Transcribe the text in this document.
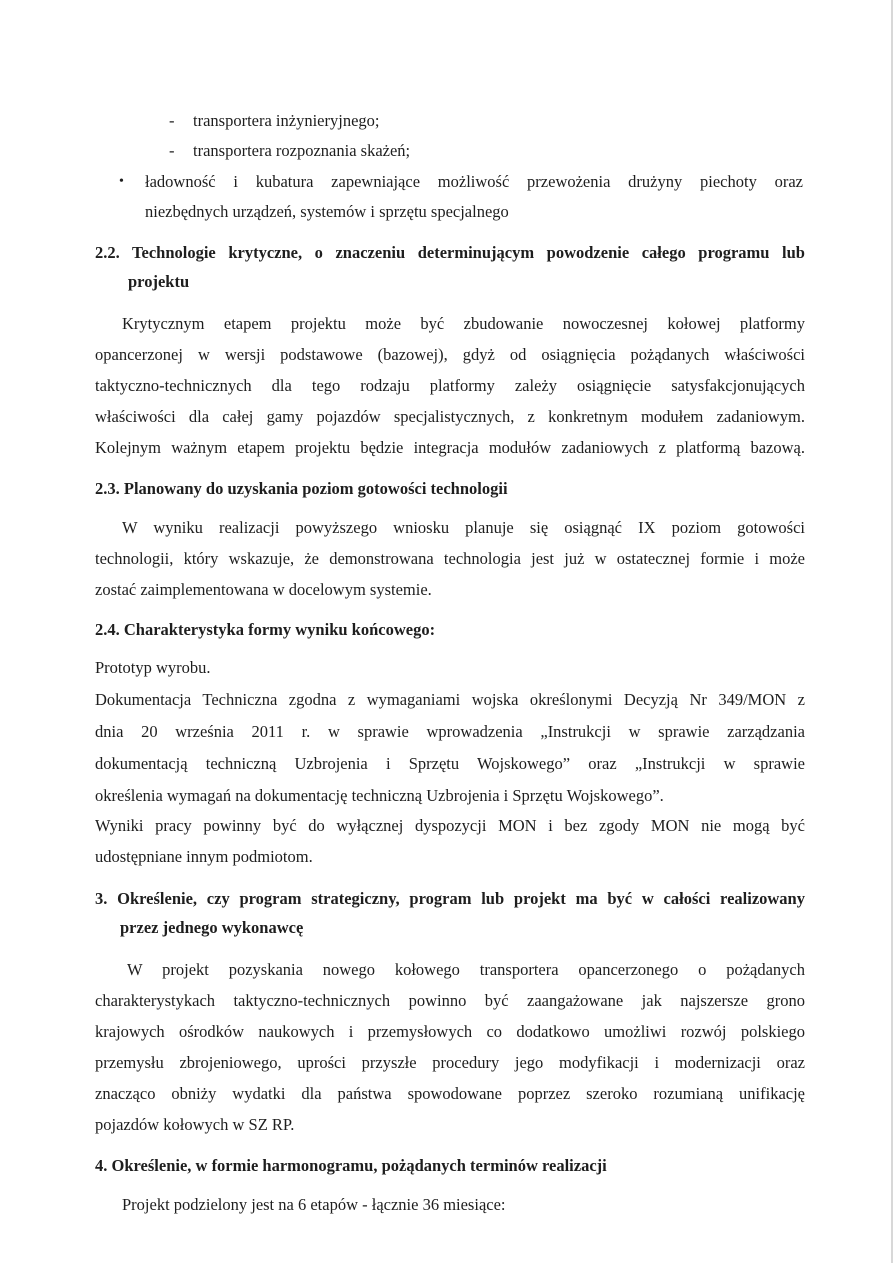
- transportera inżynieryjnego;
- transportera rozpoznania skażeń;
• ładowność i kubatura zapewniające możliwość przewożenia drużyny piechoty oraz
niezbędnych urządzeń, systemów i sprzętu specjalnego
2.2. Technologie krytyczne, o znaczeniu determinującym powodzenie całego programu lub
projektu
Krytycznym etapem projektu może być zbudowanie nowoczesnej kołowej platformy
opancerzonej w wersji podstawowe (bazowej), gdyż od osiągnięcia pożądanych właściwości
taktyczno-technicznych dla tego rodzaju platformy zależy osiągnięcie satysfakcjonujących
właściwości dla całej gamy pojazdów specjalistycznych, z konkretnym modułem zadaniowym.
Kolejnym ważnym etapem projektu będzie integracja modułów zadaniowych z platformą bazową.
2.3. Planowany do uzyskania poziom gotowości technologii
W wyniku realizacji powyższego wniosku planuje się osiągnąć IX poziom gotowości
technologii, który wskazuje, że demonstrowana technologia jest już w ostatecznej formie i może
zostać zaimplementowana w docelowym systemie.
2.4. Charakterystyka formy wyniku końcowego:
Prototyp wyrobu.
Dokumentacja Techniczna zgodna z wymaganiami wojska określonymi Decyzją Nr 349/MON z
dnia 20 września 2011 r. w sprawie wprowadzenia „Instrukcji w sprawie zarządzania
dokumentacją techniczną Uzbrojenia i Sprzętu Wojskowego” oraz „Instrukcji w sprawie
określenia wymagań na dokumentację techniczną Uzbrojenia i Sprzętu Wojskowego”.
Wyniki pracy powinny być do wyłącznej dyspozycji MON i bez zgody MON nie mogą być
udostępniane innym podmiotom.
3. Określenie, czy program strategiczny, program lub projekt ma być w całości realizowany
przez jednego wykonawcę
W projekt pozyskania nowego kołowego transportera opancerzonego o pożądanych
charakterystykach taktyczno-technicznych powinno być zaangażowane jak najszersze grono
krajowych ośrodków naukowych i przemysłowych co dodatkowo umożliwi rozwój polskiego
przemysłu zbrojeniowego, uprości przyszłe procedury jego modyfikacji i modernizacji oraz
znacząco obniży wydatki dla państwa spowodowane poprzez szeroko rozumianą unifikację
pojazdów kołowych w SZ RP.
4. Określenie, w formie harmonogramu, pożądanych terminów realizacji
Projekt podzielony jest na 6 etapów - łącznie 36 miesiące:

────

### Required work
Identify each line in the entries with the word "sprawie" and copy it.

### Correct response
dnia 20 września 2011 r. w sprawie wprowadzenia „Instrukcji w sprawie zarządzania
dokumentacją techniczną Uzbrojenia i Sprzętu Wojskowego” oraz „Instrukcji w sprawie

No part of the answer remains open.